Your task - Records follow. Pull out every line that contains "title".

Dataset entries on figures
--------------------
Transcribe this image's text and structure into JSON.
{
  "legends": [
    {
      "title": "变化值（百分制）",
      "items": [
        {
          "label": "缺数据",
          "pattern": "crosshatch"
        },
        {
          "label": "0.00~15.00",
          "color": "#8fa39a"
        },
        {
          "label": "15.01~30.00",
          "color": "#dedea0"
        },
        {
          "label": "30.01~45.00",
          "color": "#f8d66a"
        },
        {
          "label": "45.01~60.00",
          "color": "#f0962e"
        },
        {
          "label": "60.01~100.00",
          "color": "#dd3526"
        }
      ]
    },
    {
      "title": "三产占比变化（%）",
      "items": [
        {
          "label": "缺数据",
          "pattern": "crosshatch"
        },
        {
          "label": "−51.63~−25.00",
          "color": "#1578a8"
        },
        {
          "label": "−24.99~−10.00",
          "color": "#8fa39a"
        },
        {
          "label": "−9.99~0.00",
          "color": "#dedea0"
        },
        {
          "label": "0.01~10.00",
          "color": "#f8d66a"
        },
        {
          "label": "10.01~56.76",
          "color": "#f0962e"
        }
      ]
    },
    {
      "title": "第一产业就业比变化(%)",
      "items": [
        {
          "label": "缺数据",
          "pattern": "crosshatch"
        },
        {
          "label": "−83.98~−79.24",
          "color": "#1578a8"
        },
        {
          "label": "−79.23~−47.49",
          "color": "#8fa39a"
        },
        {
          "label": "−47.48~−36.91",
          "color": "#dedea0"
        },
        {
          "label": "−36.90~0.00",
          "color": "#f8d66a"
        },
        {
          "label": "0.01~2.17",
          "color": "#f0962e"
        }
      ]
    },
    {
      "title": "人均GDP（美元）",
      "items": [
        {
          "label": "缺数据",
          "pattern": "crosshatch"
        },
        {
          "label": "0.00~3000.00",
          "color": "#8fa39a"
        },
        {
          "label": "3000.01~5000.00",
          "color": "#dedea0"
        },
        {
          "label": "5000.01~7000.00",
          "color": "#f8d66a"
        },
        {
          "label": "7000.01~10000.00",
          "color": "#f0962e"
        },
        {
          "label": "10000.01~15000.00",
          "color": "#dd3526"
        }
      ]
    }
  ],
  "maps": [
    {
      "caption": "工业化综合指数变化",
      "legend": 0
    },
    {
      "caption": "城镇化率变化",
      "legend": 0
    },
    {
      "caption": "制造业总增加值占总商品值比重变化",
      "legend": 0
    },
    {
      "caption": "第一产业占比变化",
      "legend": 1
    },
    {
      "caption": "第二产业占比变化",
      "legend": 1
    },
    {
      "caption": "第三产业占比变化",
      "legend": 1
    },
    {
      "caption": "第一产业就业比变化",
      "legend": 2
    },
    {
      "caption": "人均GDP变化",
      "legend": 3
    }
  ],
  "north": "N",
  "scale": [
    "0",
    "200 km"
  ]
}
--------------------
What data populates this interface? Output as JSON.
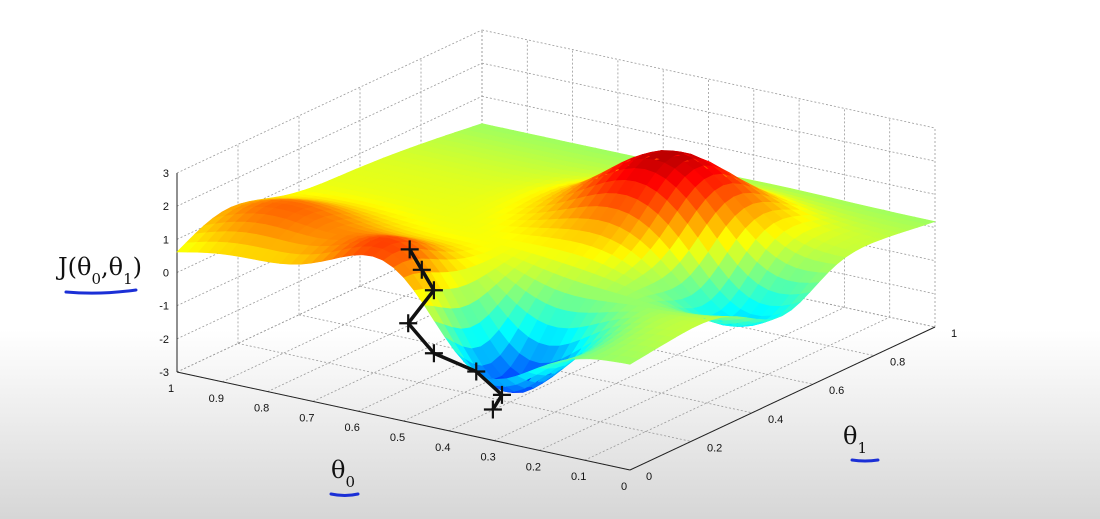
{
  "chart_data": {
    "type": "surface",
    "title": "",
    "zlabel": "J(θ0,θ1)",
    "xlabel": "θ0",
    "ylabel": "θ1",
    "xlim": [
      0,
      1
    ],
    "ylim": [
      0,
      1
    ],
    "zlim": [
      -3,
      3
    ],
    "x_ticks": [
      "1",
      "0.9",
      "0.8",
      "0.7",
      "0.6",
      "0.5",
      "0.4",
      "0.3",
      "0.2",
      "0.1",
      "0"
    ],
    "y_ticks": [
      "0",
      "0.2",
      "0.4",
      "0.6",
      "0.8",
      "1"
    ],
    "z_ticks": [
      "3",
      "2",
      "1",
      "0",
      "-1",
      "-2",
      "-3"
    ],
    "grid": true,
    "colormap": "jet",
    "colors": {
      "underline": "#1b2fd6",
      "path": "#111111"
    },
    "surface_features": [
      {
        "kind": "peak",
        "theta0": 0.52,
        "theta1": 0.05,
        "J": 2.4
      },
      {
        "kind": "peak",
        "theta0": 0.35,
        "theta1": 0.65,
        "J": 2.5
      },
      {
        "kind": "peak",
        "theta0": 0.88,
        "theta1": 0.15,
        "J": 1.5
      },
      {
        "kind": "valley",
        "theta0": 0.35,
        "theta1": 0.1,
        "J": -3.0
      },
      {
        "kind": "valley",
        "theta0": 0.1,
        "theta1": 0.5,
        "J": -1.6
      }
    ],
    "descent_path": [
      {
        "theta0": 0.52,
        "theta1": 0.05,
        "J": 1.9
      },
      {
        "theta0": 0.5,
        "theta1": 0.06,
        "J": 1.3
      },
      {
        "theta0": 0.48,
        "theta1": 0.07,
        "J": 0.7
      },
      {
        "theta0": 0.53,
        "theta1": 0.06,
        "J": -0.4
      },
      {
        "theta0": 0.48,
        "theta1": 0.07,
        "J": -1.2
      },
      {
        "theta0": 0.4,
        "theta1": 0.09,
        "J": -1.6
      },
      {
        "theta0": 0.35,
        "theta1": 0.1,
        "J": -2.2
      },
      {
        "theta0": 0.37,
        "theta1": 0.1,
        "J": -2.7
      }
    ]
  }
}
--------------------
Result -
      "title": "变化值（百分制）",
      "title": "三产占比变化（%）",
      "title": "第一产业就业比变化(%)",
      "title": "人均GDP（美元）",
    "title": "",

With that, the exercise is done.